[Records contained in a dataset]
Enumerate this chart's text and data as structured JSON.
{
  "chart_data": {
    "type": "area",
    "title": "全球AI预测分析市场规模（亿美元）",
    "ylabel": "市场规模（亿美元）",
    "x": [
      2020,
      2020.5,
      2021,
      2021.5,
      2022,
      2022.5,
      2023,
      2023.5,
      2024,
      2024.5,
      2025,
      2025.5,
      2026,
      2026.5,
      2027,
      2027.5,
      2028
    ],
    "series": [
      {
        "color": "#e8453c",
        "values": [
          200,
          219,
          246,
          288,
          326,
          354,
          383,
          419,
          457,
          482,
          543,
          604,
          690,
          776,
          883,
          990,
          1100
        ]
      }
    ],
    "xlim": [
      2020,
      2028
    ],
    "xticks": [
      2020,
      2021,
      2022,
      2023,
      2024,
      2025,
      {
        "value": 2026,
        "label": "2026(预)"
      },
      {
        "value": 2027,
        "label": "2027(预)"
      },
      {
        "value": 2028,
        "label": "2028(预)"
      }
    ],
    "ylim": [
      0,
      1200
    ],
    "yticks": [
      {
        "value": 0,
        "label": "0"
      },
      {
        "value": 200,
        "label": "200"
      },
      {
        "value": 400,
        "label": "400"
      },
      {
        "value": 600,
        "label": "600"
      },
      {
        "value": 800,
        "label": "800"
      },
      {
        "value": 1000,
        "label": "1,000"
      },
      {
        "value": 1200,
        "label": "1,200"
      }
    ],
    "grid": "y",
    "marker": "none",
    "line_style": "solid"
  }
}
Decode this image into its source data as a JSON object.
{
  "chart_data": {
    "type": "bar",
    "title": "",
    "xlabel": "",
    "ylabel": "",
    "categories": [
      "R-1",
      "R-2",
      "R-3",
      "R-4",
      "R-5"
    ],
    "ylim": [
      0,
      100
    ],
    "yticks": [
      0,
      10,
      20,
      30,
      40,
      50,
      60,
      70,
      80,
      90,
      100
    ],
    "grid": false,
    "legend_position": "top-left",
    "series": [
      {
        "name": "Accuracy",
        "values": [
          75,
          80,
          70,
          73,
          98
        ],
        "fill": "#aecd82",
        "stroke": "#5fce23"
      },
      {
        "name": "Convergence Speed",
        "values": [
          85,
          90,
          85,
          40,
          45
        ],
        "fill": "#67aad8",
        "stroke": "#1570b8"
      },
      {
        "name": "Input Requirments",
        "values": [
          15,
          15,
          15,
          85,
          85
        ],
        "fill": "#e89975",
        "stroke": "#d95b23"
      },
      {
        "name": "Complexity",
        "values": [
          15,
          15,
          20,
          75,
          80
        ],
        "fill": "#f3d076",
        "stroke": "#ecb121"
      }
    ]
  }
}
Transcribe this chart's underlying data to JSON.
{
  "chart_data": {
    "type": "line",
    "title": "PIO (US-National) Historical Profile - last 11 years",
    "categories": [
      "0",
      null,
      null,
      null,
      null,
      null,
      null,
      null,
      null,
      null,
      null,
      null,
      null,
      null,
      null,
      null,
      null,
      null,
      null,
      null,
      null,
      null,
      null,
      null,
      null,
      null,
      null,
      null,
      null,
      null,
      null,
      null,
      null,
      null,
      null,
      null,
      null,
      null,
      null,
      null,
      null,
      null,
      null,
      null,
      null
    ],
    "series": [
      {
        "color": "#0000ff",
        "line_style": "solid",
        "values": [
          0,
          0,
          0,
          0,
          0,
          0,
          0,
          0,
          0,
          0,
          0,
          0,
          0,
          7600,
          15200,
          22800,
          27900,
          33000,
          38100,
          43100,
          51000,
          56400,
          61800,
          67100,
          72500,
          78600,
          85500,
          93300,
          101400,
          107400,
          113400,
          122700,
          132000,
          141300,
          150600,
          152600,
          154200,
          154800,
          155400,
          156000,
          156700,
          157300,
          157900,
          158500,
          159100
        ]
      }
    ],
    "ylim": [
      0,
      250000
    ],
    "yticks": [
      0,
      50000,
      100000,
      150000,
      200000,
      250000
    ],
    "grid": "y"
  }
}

Exercise requirements:
Return each line among the entries that holds the word "this".

The answer:
Enumerate this chart's text and data as structured JSON.
Decode this image into its source data as a JSON object.
Transcribe this chart's underlying data to JSON.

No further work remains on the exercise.